• [Задание 1]:
Изложите в виде краткого списка абзац фрагмента ниже, который начинается словами «Ссылки на международно-правовые акты используются». Сохраните его основные факты.

• • • •

В некоторых случаях Конституционный Суд РФ при рассмотрении вопроса допустимости установления в уголовном законе тех или иных норм прямо обращается к ратифицированным Российской Федерацией международно-правовым актам. Так, в Определении от 26 января 2010 г. N 132-О-О Конституционный Суд РФ отклонил доводы заявителя о том, что ст. 50 УК РФ, предусматривающая наказание в виде исправительных работ, не соответствует конституционному запрету на принудительный труд (ч. ч. 1 и 2 ст. 37 Конституции РФ). Конституционный Суд РФ указал, что согласно Конвенции Международной организации труда от 28 июня 1930 г. N 29 относительно принудительного или обязательного труда работа, требуемая от лица вследствие приговора суда и проводимая под надзором и контролем государственных органов, не подпадает под понятие принудительного труда (подп. "с" п. 2 ст. 2). Исправительные работы, будучи видом уголовного наказания, назначаются по приговору суда осужденному, не имеющему основного места работы, отбываются в местах, определяемых органом местного самоуправления по согласованию с органом, исполняющим наказания (ч. 1 ст. 50 УК РФ), и исполняются государственным органом - уголовно-исполнительной инспекцией (ч. 5 ст. 16 УИК РФ). Соответственно, заключил Суд, такие работы не могут рассматриваться как принудительный труд.

Ссылки на международно-правовые акты используются Конституционным Судом РФ и при рассмотрении вопроса об основаниях легитимации уголовной ответственности за то или иное общественно опасное деяние. Так, в Определениях от 8 февраля 2007 г. N 290-О-П и N 292-О-П Суд, исходя из положений Единой конвенции о наркотических средствах 1961 г. и Конвенции о борьбе против незаконного оборота наркотических средств и психотропных веществ 1988 г., сделал вывод о допустимости криминализации деяний, описанных в ст. ст. 228 и 228.1 УК РФ. В частности, Суд указал, что Российская Федерация, ратифицировав названные Конвенции, тем самым взяла на себя обязательство принимать в пределах своей территории любые специальные меры контроля, которые, по ее мнению, необходимы, в отношении какого бы то ни было наркотического средства, включенного в Список I Единой конвенции о наркотических средствах, учитывая его особо опасные свойства, а также - если существующие в стране условия делают это наиболее подходящим способом охраны здоровья и благополучия - вводить законодательные и административные меры, какие могут быть необходимы для того, чтобы выполнять принятые на себя обязательства (подп. "а", "б" п. 5 ст. 2, п. "а" ст. 4 Единой конвенции о наркотических средствах).

• • • •

• [Задание 2]:
Перепишите без изменений строки ниже, начиная с самой первой из них и заканчивая строкой, в которой есть "menu-hide-muted-channels[interactable]: Hide Muted", включительно.

• [Показанные строки]:

• • • •

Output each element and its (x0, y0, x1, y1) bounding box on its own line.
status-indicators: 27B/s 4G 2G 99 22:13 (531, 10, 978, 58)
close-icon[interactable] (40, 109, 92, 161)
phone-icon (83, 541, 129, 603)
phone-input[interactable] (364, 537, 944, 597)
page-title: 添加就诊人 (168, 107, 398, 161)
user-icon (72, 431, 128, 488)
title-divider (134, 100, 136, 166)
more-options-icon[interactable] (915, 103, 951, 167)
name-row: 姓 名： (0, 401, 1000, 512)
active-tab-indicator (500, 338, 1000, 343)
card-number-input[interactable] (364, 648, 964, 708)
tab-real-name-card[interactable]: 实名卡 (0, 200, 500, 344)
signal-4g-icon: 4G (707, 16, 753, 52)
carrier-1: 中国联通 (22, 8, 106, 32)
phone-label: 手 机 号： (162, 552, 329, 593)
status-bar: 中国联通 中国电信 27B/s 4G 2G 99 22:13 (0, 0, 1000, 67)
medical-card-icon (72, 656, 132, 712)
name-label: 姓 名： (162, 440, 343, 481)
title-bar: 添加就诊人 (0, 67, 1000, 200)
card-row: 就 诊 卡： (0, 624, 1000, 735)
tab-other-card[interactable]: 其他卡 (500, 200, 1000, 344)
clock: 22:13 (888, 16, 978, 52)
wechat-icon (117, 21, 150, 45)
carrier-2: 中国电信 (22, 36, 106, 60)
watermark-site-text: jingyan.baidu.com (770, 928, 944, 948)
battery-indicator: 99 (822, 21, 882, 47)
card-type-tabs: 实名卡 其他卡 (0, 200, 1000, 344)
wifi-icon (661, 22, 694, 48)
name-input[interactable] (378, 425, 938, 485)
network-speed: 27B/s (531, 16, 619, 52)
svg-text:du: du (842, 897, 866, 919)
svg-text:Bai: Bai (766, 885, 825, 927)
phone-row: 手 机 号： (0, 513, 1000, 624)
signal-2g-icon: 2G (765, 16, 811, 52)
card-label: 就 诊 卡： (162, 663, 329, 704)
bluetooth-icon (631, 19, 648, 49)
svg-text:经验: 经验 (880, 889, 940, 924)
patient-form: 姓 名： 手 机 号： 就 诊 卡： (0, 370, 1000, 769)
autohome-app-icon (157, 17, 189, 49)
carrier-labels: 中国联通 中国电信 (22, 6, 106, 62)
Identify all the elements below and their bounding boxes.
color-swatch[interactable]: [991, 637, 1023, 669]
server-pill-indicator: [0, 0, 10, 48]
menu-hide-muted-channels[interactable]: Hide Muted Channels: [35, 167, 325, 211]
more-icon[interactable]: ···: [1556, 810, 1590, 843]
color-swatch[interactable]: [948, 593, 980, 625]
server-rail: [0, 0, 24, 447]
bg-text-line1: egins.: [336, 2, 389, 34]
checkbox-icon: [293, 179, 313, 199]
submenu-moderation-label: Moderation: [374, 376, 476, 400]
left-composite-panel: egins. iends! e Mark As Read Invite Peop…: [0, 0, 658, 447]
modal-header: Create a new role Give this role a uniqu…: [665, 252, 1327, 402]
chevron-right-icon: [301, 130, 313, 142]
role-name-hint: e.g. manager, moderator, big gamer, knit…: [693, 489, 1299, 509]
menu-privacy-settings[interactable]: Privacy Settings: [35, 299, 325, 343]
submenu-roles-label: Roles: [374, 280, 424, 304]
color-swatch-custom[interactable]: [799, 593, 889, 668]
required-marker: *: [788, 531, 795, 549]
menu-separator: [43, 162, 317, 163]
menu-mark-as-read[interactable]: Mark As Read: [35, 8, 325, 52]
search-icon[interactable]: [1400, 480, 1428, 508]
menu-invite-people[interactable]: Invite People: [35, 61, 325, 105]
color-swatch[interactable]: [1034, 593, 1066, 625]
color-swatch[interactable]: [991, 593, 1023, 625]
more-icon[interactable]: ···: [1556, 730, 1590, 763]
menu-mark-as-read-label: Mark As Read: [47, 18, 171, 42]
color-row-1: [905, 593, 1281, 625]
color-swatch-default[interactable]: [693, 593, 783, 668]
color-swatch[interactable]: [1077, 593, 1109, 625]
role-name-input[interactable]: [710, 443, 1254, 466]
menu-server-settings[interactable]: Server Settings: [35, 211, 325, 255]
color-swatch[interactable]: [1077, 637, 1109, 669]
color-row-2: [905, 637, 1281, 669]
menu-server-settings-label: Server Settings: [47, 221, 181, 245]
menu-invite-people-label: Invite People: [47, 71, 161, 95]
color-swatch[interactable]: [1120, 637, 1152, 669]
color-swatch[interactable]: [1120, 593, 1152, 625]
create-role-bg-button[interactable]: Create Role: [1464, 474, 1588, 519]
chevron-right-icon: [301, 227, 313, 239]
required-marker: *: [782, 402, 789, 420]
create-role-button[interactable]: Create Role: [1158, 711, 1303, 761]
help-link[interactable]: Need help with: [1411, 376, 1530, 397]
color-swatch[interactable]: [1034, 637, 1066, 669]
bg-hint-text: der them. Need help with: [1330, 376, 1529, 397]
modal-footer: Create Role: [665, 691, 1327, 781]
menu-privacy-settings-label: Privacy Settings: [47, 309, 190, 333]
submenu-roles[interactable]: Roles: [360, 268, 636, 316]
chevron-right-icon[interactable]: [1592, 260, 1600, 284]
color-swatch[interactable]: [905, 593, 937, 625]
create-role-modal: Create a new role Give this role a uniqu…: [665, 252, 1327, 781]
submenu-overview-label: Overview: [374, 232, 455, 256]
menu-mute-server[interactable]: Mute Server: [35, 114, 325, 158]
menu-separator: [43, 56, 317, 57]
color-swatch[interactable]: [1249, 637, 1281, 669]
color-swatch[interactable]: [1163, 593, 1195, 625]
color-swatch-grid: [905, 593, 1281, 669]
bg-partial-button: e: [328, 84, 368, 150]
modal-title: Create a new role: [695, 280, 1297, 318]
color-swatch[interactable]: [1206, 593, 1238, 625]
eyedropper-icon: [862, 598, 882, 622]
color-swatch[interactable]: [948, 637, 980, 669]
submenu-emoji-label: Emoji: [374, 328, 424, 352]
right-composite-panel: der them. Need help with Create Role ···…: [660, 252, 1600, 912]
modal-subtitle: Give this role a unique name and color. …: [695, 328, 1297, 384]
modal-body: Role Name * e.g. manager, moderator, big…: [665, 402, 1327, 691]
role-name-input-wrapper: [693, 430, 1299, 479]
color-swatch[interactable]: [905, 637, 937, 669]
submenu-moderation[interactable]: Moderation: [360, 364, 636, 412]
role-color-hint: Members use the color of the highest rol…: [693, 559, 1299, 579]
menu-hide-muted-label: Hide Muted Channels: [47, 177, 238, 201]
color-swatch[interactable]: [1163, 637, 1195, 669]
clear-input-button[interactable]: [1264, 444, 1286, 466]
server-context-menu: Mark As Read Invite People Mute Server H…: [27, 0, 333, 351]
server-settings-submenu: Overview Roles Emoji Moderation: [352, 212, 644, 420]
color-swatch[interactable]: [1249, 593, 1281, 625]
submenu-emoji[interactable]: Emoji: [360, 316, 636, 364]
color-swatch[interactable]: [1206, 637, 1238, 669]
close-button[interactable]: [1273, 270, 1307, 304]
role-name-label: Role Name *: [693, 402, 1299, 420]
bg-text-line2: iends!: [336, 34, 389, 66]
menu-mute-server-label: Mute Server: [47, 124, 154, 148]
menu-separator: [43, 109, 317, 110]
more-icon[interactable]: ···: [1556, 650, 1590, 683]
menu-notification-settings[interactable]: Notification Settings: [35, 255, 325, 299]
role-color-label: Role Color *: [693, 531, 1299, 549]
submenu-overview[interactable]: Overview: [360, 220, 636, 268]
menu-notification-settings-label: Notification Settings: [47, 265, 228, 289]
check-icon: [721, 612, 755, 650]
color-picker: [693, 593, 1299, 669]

• • • •

• [Верный результат 1]:
- Конституционный Суд РФ ссылается на международно-правовые акты и тогда, когда рассматривает основания уголовной ответственности за общественно опасные деяния.
- В Определениях от 8 февраля 2007 г. N 290-О-П и N 292-О-П Суд опирался на Единую конвенцию о наркотических средствах 1961 г. и на Конвенцию о борьбе против незаконного оборота наркотических средств и психотропных веществ 1988 г. На этом основании он признал допустимой криминализацию деяний, описанных в ст. ст. 228 и 228.1 УК РФ.
- Ратифицировав эти конвенции, Российская Федерация обязалась принимать на своей территории любые специальные меры контроля, которые сочтет необходимыми. Это касается любого наркотического средства из Списка I Единой конвенции с учетом его особо опасных свойств.
- Кроме того, Россия обязалась вводить законодательные и административные меры, нужные для выполнения этих обязательств, если условия в стране делают это наиболее подходящим способом охраны здоровья и благополучия (подп. "а", "б" п. 5 ст. 2, п. "а" ст. 4 Единой конвенции).

• [Верный результат 2]:
Output each element and its (x0, y0, x1, y1) bounding box on its own line.
status-indicators: 27B/s 4G 2G 99 22:13 (531, 10, 978, 58)
close-icon[interactable] (40, 109, 92, 161)
phone-icon (83, 541, 129, 603)
phone-input[interactable] (364, 537, 944, 597)
page-title: 添加就诊人 (168, 107, 398, 161)
user-icon (72, 431, 128, 488)
title-divider (134, 100, 136, 166)
more-options-icon[interactable] (915, 103, 951, 167)
name-row: 姓 名： (0, 401, 1000, 512)
active-tab-indicator (500, 338, 1000, 343)
card-number-input[interactable] (364, 648, 964, 708)
tab-real-name-card[interactable]: 实名卡 (0, 200, 500, 344)
signal-4g-icon: 4G (707, 16, 753, 52)
carrier-1: 中国联通 (22, 8, 106, 32)
phone-label: 手 机 号： (162, 552, 329, 593)
status-bar: 中国联通 中国电信 27B/s 4G 2G 99 22:13 (0, 0, 1000, 67)
medical-card-icon (72, 656, 132, 712)
name-label: 姓 名： (162, 440, 343, 481)
title-bar: 添加就诊人 (0, 67, 1000, 200)
card-row: 就 诊 卡： (0, 624, 1000, 735)
tab-other-card[interactable]: 其他卡 (500, 200, 1000, 344)
clock: 22:13 (888, 16, 978, 52)
wechat-icon (117, 21, 150, 45)
carrier-2: 中国电信 (22, 36, 106, 60)
watermark-site-text: jingyan.baidu.com (770, 928, 944, 948)
battery-indicator: 99 (822, 21, 882, 47)
card-type-tabs: 实名卡 其他卡 (0, 200, 1000, 344)
wifi-icon (661, 22, 694, 48)
name-input[interactable] (378, 425, 938, 485)
network-speed: 27B/s (531, 16, 619, 52)
svg-text:du: du (842, 897, 866, 919)
svg-text:Bai: Bai (766, 885, 825, 927)
phone-row: 手 机 号： (0, 513, 1000, 624)
signal-2g-icon: 2G (765, 16, 811, 52)
card-label: 就 诊 卡： (162, 663, 329, 704)
bluetooth-icon (631, 19, 648, 49)
svg-text:经验: 经验 (880, 889, 940, 924)
patient-form: 姓 名： 手 机 号： 就 诊 卡： (0, 370, 1000, 769)
autohome-app-icon (157, 17, 189, 49)
carrier-labels: 中国联通 中国电信 (22, 6, 106, 62)
Identify all the elements below and their bounding boxes.
color-swatch[interactable]: [991, 637, 1023, 669]
server-pill-indicator: [0, 0, 10, 48]
menu-hide-muted-channels[interactable]: Hide Muted Channels: [35, 167, 325, 211]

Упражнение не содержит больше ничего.